Raw data
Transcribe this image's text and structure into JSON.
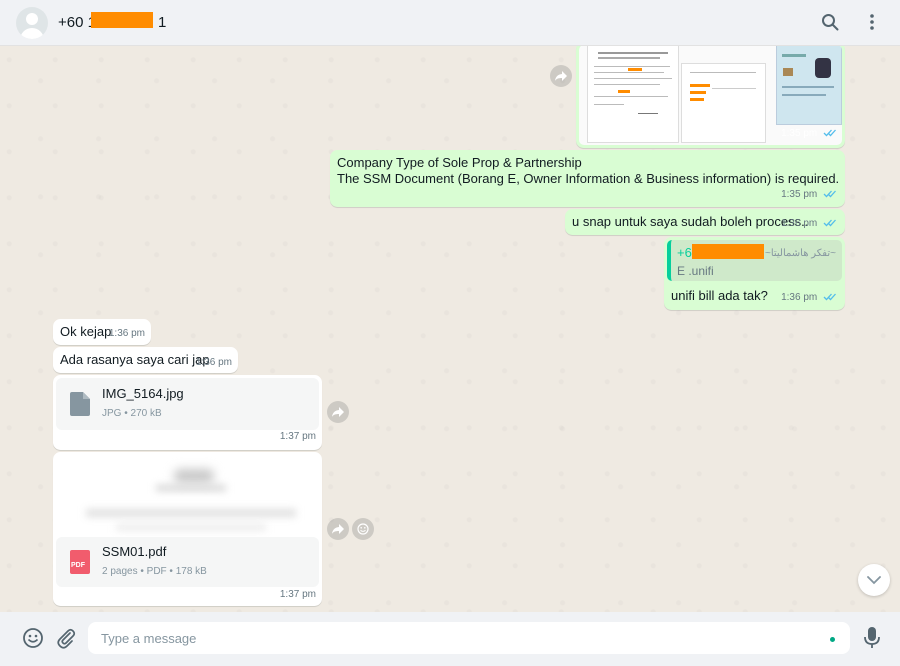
{
  "header": {
    "contact_prefix": "+60 1",
    "contact_suffix": "1"
  },
  "messages": {
    "image_time": "1:35 pm",
    "company_line1": "Company Type of Sole Prop & Partnership",
    "company_line2": "The SSM Document (Borang E, Owner Information & Business information) is required.",
    "company_time": "1:35 pm",
    "snap_text": "u snap untuk saya sudah boleh process..",
    "snap_time": "1:36 pm",
    "reply_sender": "+6",
    "reply_name_script": "~تفكر هاشماليتا~",
    "reply_quote": "E .unifi",
    "reply_text": "unifi bill ada tak?",
    "reply_time": "1:36 pm",
    "ok_text": "Ok kejap",
    "ok_time": "1:36 pm",
    "ada_text": "Ada rasanya saya cari jap",
    "ada_time": "1:36 pm",
    "file1_name": "IMG_5164.jpg",
    "file1_meta": "JPG • 270 kB",
    "file1_time": "1:37 pm",
    "file2_name": "SSM01.pdf",
    "file2_meta": "2 pages • PDF • 178 kB",
    "file2_time": "1:37 pm",
    "pdf_badge": "PDF"
  },
  "composer": {
    "placeholder": "Type a message"
  },
  "colors": {
    "outgoing_bubble": "#d9fdd3",
    "incoming_bubble": "#ffffff",
    "read_ticks": "#53bdeb",
    "redaction": "#ff8c00",
    "background": "#efeae2"
  }
}
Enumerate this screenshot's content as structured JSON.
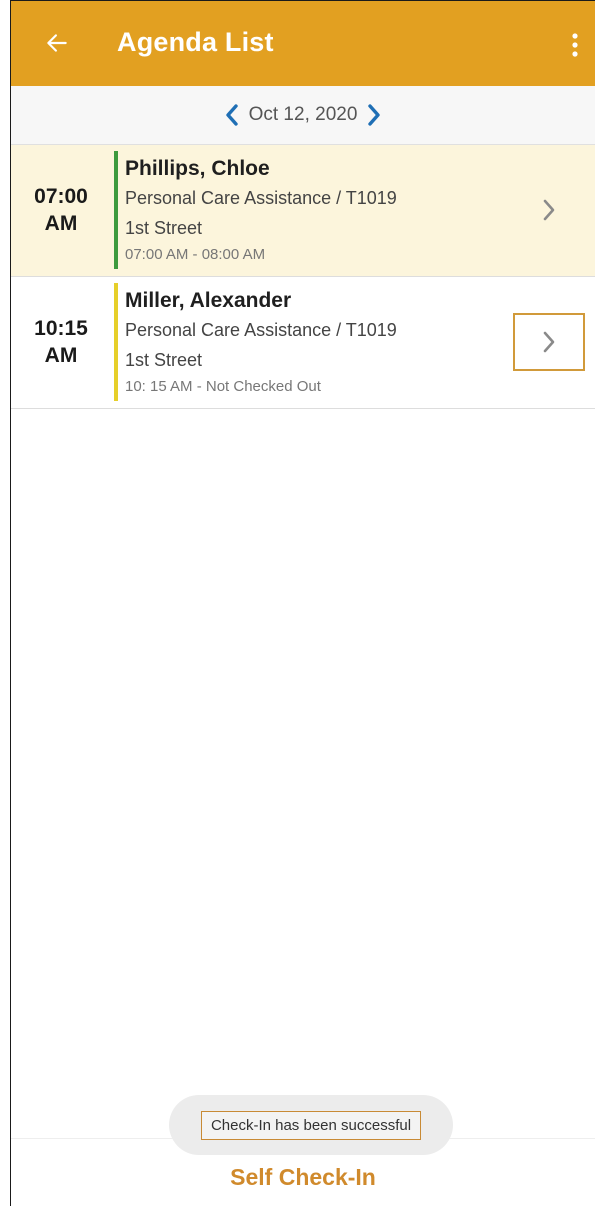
{
  "app_bar": {
    "title": "Agenda List",
    "back_icon": "arrow-left-icon",
    "menu_icon": "more-vertical-icon",
    "color": "#e2a021"
  },
  "date_nav": {
    "date": "Oct 12, 2020",
    "prev_icon": "chevron-left-icon",
    "next_icon": "chevron-right-icon",
    "arrow_color": "#1f6fb5"
  },
  "visits": [
    {
      "time": "07:00",
      "meridiem": "AM",
      "client": "Phillips, Chloe",
      "service": "Personal Care Assistance / T1019",
      "address": "1st Street",
      "time_range": "07:00 AM - 08:00 AM",
      "status_color": "#3d9a3d",
      "background": "#fcf5dc"
    },
    {
      "time": "10:15",
      "meridiem": "AM",
      "client": "Miller, Alexander",
      "service": "Personal Care Assistance / T1019",
      "address": "1st Street",
      "time_range": "10: 15 AM - Not Checked Out",
      "status_color": "#e6cf2a",
      "background": "#ffffff"
    }
  ],
  "toast": {
    "message": "Check-In has been successful"
  },
  "bottom": {
    "action_label": "Self Check-In",
    "color": "#d08a2c"
  }
}
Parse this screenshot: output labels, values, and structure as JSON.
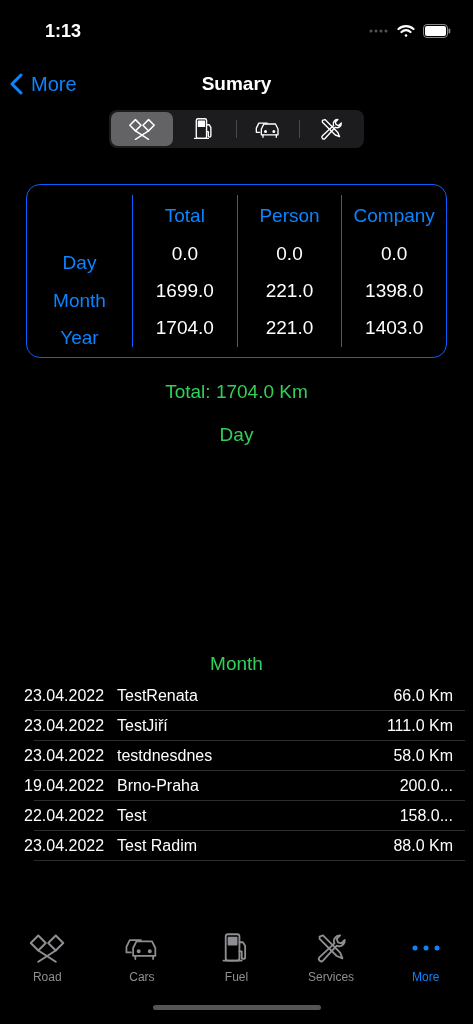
{
  "status_bar": {
    "time": "1:13"
  },
  "nav": {
    "back": "More",
    "title": "Sumary"
  },
  "segments": [
    {
      "kind": "flags",
      "selected": true
    },
    {
      "kind": "fuel",
      "selected": false
    },
    {
      "kind": "cars",
      "selected": false
    },
    {
      "kind": "tools",
      "selected": false
    }
  ],
  "summary_table": {
    "columns": [
      "Total",
      "Person",
      "Company"
    ],
    "rows": [
      {
        "label": "Day",
        "values": [
          "0.0",
          "0.0",
          "0.0"
        ]
      },
      {
        "label": "Month",
        "values": [
          "1699.0",
          "221.0",
          "1398.0"
        ]
      },
      {
        "label": "Year",
        "values": [
          "1704.0",
          "221.0",
          "1403.0"
        ]
      }
    ]
  },
  "total": "Total: 1704.0 Km",
  "day_section": {
    "title": "Day"
  },
  "month_section": {
    "title": "Month",
    "rows": [
      {
        "date": "23.04.2022",
        "name": "TestRenata",
        "distance": "66.0 Km"
      },
      {
        "date": "23.04.2022",
        "name": "TestJiří",
        "distance": "111.0 Km"
      },
      {
        "date": "23.04.2022",
        "name": "testdnesdnes",
        "distance": "58.0 Km"
      },
      {
        "date": "19.04.2022",
        "name": "Brno-Praha",
        "distance": "200.0..."
      },
      {
        "date": "22.04.2022",
        "name": "Test",
        "distance": "158.0..."
      },
      {
        "date": "23.04.2022",
        "name": "Test Radim",
        "distance": "88.0 Km"
      }
    ]
  },
  "tab_bar": [
    {
      "kind": "flags",
      "label": "Road",
      "selected": false
    },
    {
      "kind": "cars",
      "label": "Cars",
      "selected": false
    },
    {
      "kind": "fuel",
      "label": "Fuel",
      "selected": false
    },
    {
      "kind": "tools",
      "label": "Services",
      "selected": false
    },
    {
      "kind": "more",
      "label": "More",
      "selected": true
    }
  ]
}
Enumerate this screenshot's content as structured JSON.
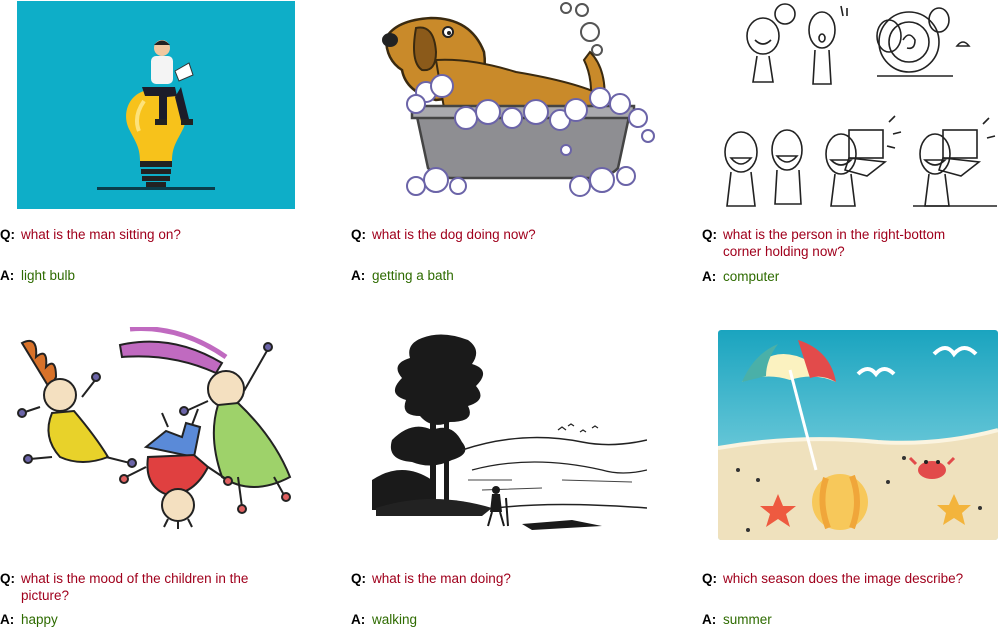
{
  "labels": {
    "q": "Q:",
    "a": "A:"
  },
  "colors": {
    "question": "#a0001c",
    "answer": "#2e6b00"
  },
  "items": [
    {
      "image": "man-reading-on-light-bulb",
      "question": "what is the man sitting on?",
      "answer": "light bulb"
    },
    {
      "image": "dog-in-bathtub",
      "question": "what is the dog doing now?",
      "answer": "getting a bath"
    },
    {
      "image": "cartoon-people-with-computers",
      "question": "what is the person in the right-bottom corner holding now?",
      "answer": "computer"
    },
    {
      "image": "children-playing",
      "question": "what is the mood of the children in the picture?",
      "answer": "happy"
    },
    {
      "image": "man-walking-landscape",
      "question": "what is the man doing?",
      "answer": "walking"
    },
    {
      "image": "beach-scene",
      "question": "which season does the image describe?",
      "answer": "summer"
    }
  ]
}
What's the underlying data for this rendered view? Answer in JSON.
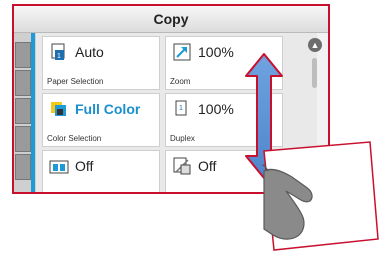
{
  "screen": {
    "title": "Copy"
  },
  "tiles": [
    {
      "value": "Auto",
      "caption": "Paper Selection",
      "icon": "paper-tray-icon"
    },
    {
      "value": "100%",
      "caption": "Zoom",
      "icon": "zoom-arrow-icon"
    },
    {
      "value": "Full Color",
      "caption": "Color Selection",
      "icon": "color-icon"
    },
    {
      "value": "100%",
      "caption": "Duplex",
      "icon": "duplex-icon"
    },
    {
      "value": "Off",
      "caption": "",
      "icon": "combine-icon"
    },
    {
      "value": "Off",
      "caption": "",
      "icon": "density-icon"
    }
  ],
  "scroll": {
    "up_icon": "chevron-up-icon"
  },
  "colors": {
    "frame": "#c8102e",
    "accent_blue": "#1e9ad6",
    "arrow_blue": "#5b8fd0",
    "arrow_red": "#c8102e"
  }
}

Task prompt
The records above are to be restated exactly, without their pictures.

Response below
Transcribe this image's text and structure into JSON.
{
  "header": {
    "contact_prefix": "+60 1",
    "contact_suffix": "1"
  },
  "messages": {
    "image_time": "1:35 pm",
    "company_line1": "Company Type of Sole Prop & Partnership",
    "company_line2": "The SSM Document (Borang E, Owner Information & Business information) is required.",
    "company_time": "1:35 pm",
    "snap_text": "u snap untuk saya sudah boleh process..",
    "snap_time": "1:36 pm",
    "reply_sender": "+6",
    "reply_name_script": "~تفكر هاشماليتا~",
    "reply_quote": "E .unifi",
    "reply_text": "unifi bill ada tak?",
    "reply_time": "1:36 pm",
    "ok_text": "Ok kejap",
    "ok_time": "1:36 pm",
    "ada_text": "Ada rasanya saya cari jap",
    "ada_time": "1:36 pm",
    "file1_name": "IMG_5164.jpg",
    "file1_meta": "JPG • 270 kB",
    "file1_time": "1:37 pm",
    "file2_name": "SSM01.pdf",
    "file2_meta": "2 pages • PDF • 178 kB",
    "file2_time": "1:37 pm",
    "pdf_badge": "PDF"
  },
  "composer": {
    "placeholder": "Type a message"
  },
  "colors": {
    "outgoing_bubble": "#d9fdd3",
    "incoming_bubble": "#ffffff",
    "read_ticks": "#53bdeb",
    "redaction": "#ff8c00",
    "background": "#efeae2"
  }
}
Enumerate this screenshot's content as structured JSON.
{
  "app_bar": {
    "title": "Agenda List",
    "back_icon": "arrow-left-icon",
    "menu_icon": "more-vertical-icon",
    "color": "#e2a021"
  },
  "date_nav": {
    "date": "Oct 12, 2020",
    "prev_icon": "chevron-left-icon",
    "next_icon": "chevron-right-icon",
    "arrow_color": "#1f6fb5"
  },
  "visits": [
    {
      "time": "07:00",
      "meridiem": "AM",
      "client": "Phillips, Chloe",
      "service": "Personal Care Assistance / T1019",
      "address": "1st Street",
      "time_range": "07:00 AM - 08:00 AM",
      "status_color": "#3d9a3d",
      "background": "#fcf5dc"
    },
    {
      "time": "10:15",
      "meridiem": "AM",
      "client": "Miller, Alexander",
      "service": "Personal Care Assistance / T1019",
      "address": "1st Street",
      "time_range": "10: 15 AM - Not Checked Out",
      "status_color": "#e6cf2a",
      "background": "#ffffff"
    }
  ],
  "toast": {
    "message": "Check-In has been successful"
  },
  "bottom": {
    "action_label": "Self Check-In",
    "color": "#d08a2c"
  }
}
Parse this screenshot: output labels, values, and structure as JSON.
{
  "status_bar": {
    "time": "1:13"
  },
  "nav": {
    "back": "More",
    "title": "Sumary"
  },
  "segments": [
    {
      "kind": "flags",
      "selected": true
    },
    {
      "kind": "fuel",
      "selected": false
    },
    {
      "kind": "cars",
      "selected": false
    },
    {
      "kind": "tools",
      "selected": false
    }
  ],
  "summary_table": {
    "columns": [
      "Total",
      "Person",
      "Company"
    ],
    "rows": [
      {
        "label": "Day",
        "values": [
          "0.0",
          "0.0",
          "0.0"
        ]
      },
      {
        "label": "Month",
        "values": [
          "1699.0",
          "221.0",
          "1398.0"
        ]
      },
      {
        "label": "Year",
        "values": [
          "1704.0",
          "221.0",
          "1403.0"
        ]
      }
    ]
  },
  "total": "Total: 1704.0 Km",
  "day_section": {
    "title": "Day"
  },
  "month_section": {
    "title": "Month",
    "rows": [
      {
        "date": "23.04.2022",
        "name": "TestRenata",
        "distance": "66.0 Km"
      },
      {
        "date": "23.04.2022",
        "name": "TestJiří",
        "distance": "111.0 Km"
      },
      {
        "date": "23.04.2022",
        "name": "testdnesdnes",
        "distance": "58.0 Km"
      },
      {
        "date": "19.04.2022",
        "name": "Brno-Praha",
        "distance": "200.0..."
      },
      {
        "date": "22.04.2022",
        "name": "Test",
        "distance": "158.0..."
      },
      {
        "date": "23.04.2022",
        "name": "Test Radim",
        "distance": "88.0 Km"
      }
    ]
  },
  "tab_bar": [
    {
      "kind": "flags",
      "label": "Road",
      "selected": false
    },
    {
      "kind": "cars",
      "label": "Cars",
      "selected": false
    },
    {
      "kind": "fuel",
      "label": "Fuel",
      "selected": false
    },
    {
      "kind": "tools",
      "label": "Services",
      "selected": false
    },
    {
      "kind": "more",
      "label": "More",
      "selected": true
    }
  ]
}
Enumerate this screenshot's content as structured JSON.
{
  "labels": {
    "q": "Q:",
    "a": "A:"
  },
  "colors": {
    "question": "#a0001c",
    "answer": "#2e6b00"
  },
  "items": [
    {
      "image": "man-reading-on-light-bulb",
      "question": "what is the man sitting on?",
      "answer": "light bulb"
    },
    {
      "image": "dog-in-bathtub",
      "question": "what is the dog doing now?",
      "answer": "getting a bath"
    },
    {
      "image": "cartoon-people-with-computers",
      "question": "what is the person in the right-bottom corner holding now?",
      "answer": "computer"
    },
    {
      "image": "children-playing",
      "question": "what is the mood of the children in the picture?",
      "answer": "happy"
    },
    {
      "image": "man-walking-landscape",
      "question": "what is the man doing?",
      "answer": "walking"
    },
    {
      "image": "beach-scene",
      "question": "which season does the image describe?",
      "answer": "summer"
    }
  ]
}
What's the underlying data for this rendered view? Answer in JSON.
{
  "screen": {
    "title": "Copy"
  },
  "tiles": [
    {
      "value": "Auto",
      "caption": "Paper Selection",
      "icon": "paper-tray-icon"
    },
    {
      "value": "100%",
      "caption": "Zoom",
      "icon": "zoom-arrow-icon"
    },
    {
      "value": "Full Color",
      "caption": "Color Selection",
      "icon": "color-icon"
    },
    {
      "value": "100%",
      "caption": "Duplex",
      "icon": "duplex-icon"
    },
    {
      "value": "Off",
      "caption": "",
      "icon": "combine-icon"
    },
    {
      "value": "Off",
      "caption": "",
      "icon": "density-icon"
    }
  ],
  "scroll": {
    "up_icon": "chevron-up-icon"
  },
  "colors": {
    "frame": "#c8102e",
    "accent_blue": "#1e9ad6",
    "arrow_blue": "#5b8fd0",
    "arrow_red": "#c8102e"
  }
}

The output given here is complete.